begin MATERIAL

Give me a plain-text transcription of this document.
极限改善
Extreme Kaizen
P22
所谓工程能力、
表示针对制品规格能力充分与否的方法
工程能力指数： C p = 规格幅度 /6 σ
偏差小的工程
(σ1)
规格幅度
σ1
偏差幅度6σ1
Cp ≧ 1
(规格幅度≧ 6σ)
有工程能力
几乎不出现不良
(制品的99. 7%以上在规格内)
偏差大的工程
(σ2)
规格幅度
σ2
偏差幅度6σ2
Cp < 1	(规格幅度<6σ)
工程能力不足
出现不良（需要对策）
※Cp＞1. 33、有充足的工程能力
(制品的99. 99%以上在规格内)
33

end MATERIAL

__EXERCISE DESCRIPTION__. Set down every line of the listing above again, exactly as given.

__SOLVED EXERCISE__.
Give me a plain-text transcription of this document.
极限改善
Extreme Kaizen
P22
所谓工程能力、
表示针对制品规格能力充分与否的方法
工程能力指数： C p = 规格幅度 /6 σ
偏差小的工程
(σ1)
规格幅度
σ1
偏差幅度6σ1
Cp ≧ 1
(规格幅度≧ 6σ)
有工程能力
几乎不出现不良
(制品的99. 7%以上在规格内)
偏差大的工程
(σ2)
规格幅度
σ2
偏差幅度6σ2
Cp < 1	(规格幅度<6σ)
工程能力不足
出现不良（需要对策）
※Cp＞1. 33、有充足的工程能力
(制品的99. 99%以上在规格内)
33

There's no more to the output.